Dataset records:
★ ★ ★

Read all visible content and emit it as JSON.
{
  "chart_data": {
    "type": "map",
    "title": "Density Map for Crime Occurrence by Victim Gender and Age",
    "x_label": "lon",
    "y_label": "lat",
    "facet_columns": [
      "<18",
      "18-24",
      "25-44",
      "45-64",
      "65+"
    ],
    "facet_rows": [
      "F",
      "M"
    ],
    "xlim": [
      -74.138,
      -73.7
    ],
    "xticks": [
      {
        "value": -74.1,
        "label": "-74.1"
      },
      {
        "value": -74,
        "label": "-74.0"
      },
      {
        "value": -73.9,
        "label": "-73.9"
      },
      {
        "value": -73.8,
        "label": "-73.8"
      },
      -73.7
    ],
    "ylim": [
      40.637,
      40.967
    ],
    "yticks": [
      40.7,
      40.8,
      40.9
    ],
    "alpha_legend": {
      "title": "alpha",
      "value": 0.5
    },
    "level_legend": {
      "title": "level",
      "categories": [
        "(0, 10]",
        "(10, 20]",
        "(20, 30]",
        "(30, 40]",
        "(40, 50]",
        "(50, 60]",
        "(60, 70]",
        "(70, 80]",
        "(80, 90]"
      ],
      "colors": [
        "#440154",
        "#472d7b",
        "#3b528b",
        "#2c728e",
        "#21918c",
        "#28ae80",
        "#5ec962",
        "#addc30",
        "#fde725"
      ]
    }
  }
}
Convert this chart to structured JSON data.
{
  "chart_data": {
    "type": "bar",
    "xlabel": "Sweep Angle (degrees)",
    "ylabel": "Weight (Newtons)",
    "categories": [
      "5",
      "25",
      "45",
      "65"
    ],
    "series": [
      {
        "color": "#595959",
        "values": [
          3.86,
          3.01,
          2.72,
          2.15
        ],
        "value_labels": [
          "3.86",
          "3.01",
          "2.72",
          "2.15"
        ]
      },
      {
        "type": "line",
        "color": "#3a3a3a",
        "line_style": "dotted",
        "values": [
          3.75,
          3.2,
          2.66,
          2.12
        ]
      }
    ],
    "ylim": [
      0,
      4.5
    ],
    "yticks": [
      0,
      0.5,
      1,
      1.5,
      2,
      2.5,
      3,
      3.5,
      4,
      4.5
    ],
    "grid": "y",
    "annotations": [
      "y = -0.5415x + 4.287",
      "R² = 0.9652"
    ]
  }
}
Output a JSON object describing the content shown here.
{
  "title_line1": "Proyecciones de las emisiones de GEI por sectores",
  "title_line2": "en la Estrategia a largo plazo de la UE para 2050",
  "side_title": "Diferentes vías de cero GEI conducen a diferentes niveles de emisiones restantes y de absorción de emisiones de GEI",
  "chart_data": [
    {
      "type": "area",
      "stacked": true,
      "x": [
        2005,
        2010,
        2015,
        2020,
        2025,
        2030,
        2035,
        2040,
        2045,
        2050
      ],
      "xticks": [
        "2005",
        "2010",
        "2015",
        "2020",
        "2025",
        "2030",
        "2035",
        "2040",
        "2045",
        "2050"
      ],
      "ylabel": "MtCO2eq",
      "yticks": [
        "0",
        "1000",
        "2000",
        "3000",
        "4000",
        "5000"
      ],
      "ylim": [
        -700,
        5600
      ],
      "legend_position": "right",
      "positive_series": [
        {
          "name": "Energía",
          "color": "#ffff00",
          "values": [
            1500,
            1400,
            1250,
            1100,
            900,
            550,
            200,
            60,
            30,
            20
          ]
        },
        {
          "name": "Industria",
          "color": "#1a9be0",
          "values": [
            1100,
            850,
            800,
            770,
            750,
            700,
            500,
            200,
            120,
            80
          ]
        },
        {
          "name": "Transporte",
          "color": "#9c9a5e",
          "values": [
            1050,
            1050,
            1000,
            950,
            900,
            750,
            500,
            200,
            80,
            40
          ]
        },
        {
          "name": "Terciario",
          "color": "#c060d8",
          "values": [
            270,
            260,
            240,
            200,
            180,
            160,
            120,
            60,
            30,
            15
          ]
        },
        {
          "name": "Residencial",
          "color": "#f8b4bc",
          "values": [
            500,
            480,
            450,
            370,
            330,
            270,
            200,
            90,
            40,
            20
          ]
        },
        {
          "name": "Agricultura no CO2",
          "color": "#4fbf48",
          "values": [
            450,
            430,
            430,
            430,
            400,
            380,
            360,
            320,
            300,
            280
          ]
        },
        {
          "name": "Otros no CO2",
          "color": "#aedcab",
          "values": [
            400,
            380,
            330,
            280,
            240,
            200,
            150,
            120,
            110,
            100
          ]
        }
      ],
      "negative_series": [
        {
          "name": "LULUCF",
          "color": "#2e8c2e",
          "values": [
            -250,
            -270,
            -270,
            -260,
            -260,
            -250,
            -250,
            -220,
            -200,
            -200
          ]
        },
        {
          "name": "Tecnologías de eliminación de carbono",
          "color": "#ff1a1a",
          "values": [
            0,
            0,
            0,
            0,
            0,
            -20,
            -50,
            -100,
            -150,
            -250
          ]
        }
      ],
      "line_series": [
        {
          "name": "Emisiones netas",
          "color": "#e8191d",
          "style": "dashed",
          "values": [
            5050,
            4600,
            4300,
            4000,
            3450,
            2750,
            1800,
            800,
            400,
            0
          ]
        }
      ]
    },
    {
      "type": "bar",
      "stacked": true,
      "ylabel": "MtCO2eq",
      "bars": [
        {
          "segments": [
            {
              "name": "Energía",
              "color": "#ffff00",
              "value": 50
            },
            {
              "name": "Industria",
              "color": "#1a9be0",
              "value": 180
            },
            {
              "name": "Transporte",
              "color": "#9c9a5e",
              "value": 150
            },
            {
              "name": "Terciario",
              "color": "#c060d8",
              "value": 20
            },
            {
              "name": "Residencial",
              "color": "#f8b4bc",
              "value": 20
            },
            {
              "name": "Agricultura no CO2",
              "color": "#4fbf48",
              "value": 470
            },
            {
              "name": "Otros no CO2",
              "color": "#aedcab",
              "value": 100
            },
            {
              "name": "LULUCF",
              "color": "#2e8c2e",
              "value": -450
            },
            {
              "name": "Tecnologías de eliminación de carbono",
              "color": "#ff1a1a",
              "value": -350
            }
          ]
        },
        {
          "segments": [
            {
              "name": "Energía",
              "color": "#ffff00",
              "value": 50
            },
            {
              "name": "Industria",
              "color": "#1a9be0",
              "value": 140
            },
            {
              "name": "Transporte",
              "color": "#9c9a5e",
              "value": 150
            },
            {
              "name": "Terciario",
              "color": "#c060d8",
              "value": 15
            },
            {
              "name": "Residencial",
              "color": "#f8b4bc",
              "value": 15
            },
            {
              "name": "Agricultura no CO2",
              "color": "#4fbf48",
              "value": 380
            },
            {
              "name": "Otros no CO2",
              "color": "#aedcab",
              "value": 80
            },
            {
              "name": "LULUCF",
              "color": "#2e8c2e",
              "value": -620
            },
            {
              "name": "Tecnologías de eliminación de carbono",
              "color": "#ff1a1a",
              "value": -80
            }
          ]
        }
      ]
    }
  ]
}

★ ★ ★

_TO BE DONE_
Extract all of the data shown above without alteration.

_RESPONSE BELOW_
Read all visible content and emit it as JSON.
{
  "chart_data": {
    "type": "map",
    "title": "Density Map for Crime Occurrence by Victim Gender and Age",
    "x_label": "lon",
    "y_label": "lat",
    "facet_columns": [
      "<18",
      "18-24",
      "25-44",
      "45-64",
      "65+"
    ],
    "facet_rows": [
      "F",
      "M"
    ],
    "xlim": [
      -74.138,
      -73.7
    ],
    "xticks": [
      {
        "value": -74.1,
        "label": "-74.1"
      },
      {
        "value": -74,
        "label": "-74.0"
      },
      {
        "value": -73.9,
        "label": "-73.9"
      },
      {
        "value": -73.8,
        "label": "-73.8"
      },
      -73.7
    ],
    "ylim": [
      40.637,
      40.967
    ],
    "yticks": [
      40.7,
      40.8,
      40.9
    ],
    "alpha_legend": {
      "title": "alpha",
      "value": 0.5
    },
    "level_legend": {
      "title": "level",
      "categories": [
        "(0, 10]",
        "(10, 20]",
        "(20, 30]",
        "(30, 40]",
        "(40, 50]",
        "(50, 60]",
        "(60, 70]",
        "(70, 80]",
        "(80, 90]"
      ],
      "colors": [
        "#440154",
        "#472d7b",
        "#3b528b",
        "#2c728e",
        "#21918c",
        "#28ae80",
        "#5ec962",
        "#addc30",
        "#fde725"
      ]
    }
  }
}
Convert this chart to structured JSON data.
{
  "chart_data": {
    "type": "bar",
    "xlabel": "Sweep Angle (degrees)",
    "ylabel": "Weight (Newtons)",
    "categories": [
      "5",
      "25",
      "45",
      "65"
    ],
    "series": [
      {
        "color": "#595959",
        "values": [
          3.86,
          3.01,
          2.72,
          2.15
        ],
        "value_labels": [
          "3.86",
          "3.01",
          "2.72",
          "2.15"
        ]
      },
      {
        "type": "line",
        "color": "#3a3a3a",
        "line_style": "dotted",
        "values": [
          3.75,
          3.2,
          2.66,
          2.12
        ]
      }
    ],
    "ylim": [
      0,
      4.5
    ],
    "yticks": [
      0,
      0.5,
      1,
      1.5,
      2,
      2.5,
      3,
      3.5,
      4,
      4.5
    ],
    "grid": "y",
    "annotations": [
      "y = -0.5415x + 4.287",
      "R² = 0.9652"
    ]
  }
}
Output a JSON object describing the content shown here.
{
  "title_line1": "Proyecciones de las emisiones de GEI por sectores",
  "title_line2": "en la Estrategia a largo plazo de la UE para 2050",
  "side_title": "Diferentes vías de cero GEI conducen a diferentes niveles de emisiones restantes y de absorción de emisiones de GEI",
  "chart_data": [
    {
      "type": "area",
      "stacked": true,
      "x": [
        2005,
        2010,
        2015,
        2020,
        2025,
        2030,
        2035,
        2040,
        2045,
        2050
      ],
      "xticks": [
        "2005",
        "2010",
        "2015",
        "2020",
        "2025",
        "2030",
        "2035",
        "2040",
        "2045",
        "2050"
      ],
      "ylabel": "MtCO2eq",
      "yticks": [
        "0",
        "1000",
        "2000",
        "3000",
        "4000",
        "5000"
      ],
      "ylim": [
        -700,
        5600
      ],
      "legend_position": "right",
      "positive_series": [
        {
          "name": "Energía",
          "color": "#ffff00",
          "values": [
            1500,
            1400,
            1250,
            1100,
            900,
            550,
            200,
            60,
            30,
            20
          ]
        },
        {
          "name": "Industria",
          "color": "#1a9be0",
          "values": [
            1100,
            850,
            800,
            770,
            750,
            700,
            500,
            200,
            120,
            80
          ]
        },
        {
          "name": "Transporte",
          "color": "#9c9a5e",
          "values": [
            1050,
            1050,
            1000,
            950,
            900,
            750,
            500,
            200,
            80,
            40
          ]
        },
        {
          "name": "Terciario",
          "color": "#c060d8",
          "values": [
            270,
            260,
            240,
            200,
            180,
            160,
            120,
            60,
            30,
            15
          ]
        },
        {
          "name": "Residencial",
          "color": "#f8b4bc",
          "values": [
            500,
            480,
            450,
            370,
            330,
            270,
            200,
            90,
            40,
            20
          ]
        },
        {
          "name": "Agricultura no CO2",
          "color": "#4fbf48",
          "values": [
            450,
            430,
            430,
            430,
            400,
            380,
            360,
            320,
            300,
            280
          ]
        },
        {
          "name": "Otros no CO2",
          "color": "#aedcab",
          "values": [
            400,
            380,
            330,
            280,
            240,
            200,
            150,
            120,
            110,
            100
          ]
        }
      ],
      "negative_series": [
        {
          "name": "LULUCF",
          "color": "#2e8c2e",
          "values": [
            -250,
            -270,
            -270,
            -260,
            -260,
            -250,
            -250,
            -220,
            -200,
            -200
          ]
        },
        {
          "name": "Tecnologías de eliminación de carbono",
          "color": "#ff1a1a",
          "values": [
            0,
            0,
            0,
            0,
            0,
            -20,
            -50,
            -100,
            -150,
            -250
          ]
        }
      ],
      "line_series": [
        {
          "name": "Emisiones netas",
          "color": "#e8191d",
          "style": "dashed",
          "values": [
            5050,
            4600,
            4300,
            4000,
            3450,
            2750,
            1800,
            800,
            400,
            0
          ]
        }
      ]
    },
    {
      "type": "bar",
      "stacked": true,
      "ylabel": "MtCO2eq",
      "bars": [
        {
          "segments": [
            {
              "name": "Energía",
              "color": "#ffff00",
              "value": 50
            },
            {
              "name": "Industria",
              "color": "#1a9be0",
              "value": 180
            },
            {
              "name": "Transporte",
              "color": "#9c9a5e",
              "value": 150
            },
            {
              "name": "Terciario",
              "color": "#c060d8",
              "value": 20
            },
            {
              "name": "Residencial",
              "color": "#f8b4bc",
              "value": 20
            },
            {
              "name": "Agricultura no CO2",
              "color": "#4fbf48",
              "value": 470
            },
            {
              "name": "Otros no CO2",
              "color": "#aedcab",
              "value": 100
            },
            {
              "name": "LULUCF",
              "color": "#2e8c2e",
              "value": -450
            },
            {
              "name": "Tecnologías de eliminación de carbono",
              "color": "#ff1a1a",
              "value": -350
            }
          ]
        },
        {
          "segments": [
            {
              "name": "Energía",
              "color": "#ffff00",
              "value": 50
            },
            {
              "name": "Industria",
              "color": "#1a9be0",
              "value": 140
            },
            {
              "name": "Transporte",
              "color": "#9c9a5e",
              "value": 150
            },
            {
              "name": "Terciario",
              "color": "#c060d8",
              "value": 15
            },
            {
              "name": "Residencial",
              "color": "#f8b4bc",
              "value": 15
            },
            {
              "name": "Agricultura no CO2",
              "color": "#4fbf48",
              "value": 380
            },
            {
              "name": "Otros no CO2",
              "color": "#aedcab",
              "value": 80
            },
            {
              "name": "LULUCF",
              "color": "#2e8c2e",
              "value": -620
            },
            {
              "name": "Tecnologías de eliminación de carbono",
              "color": "#ff1a1a",
              "value": -80
            }
          ]
        }
      ]
    }
  ]
}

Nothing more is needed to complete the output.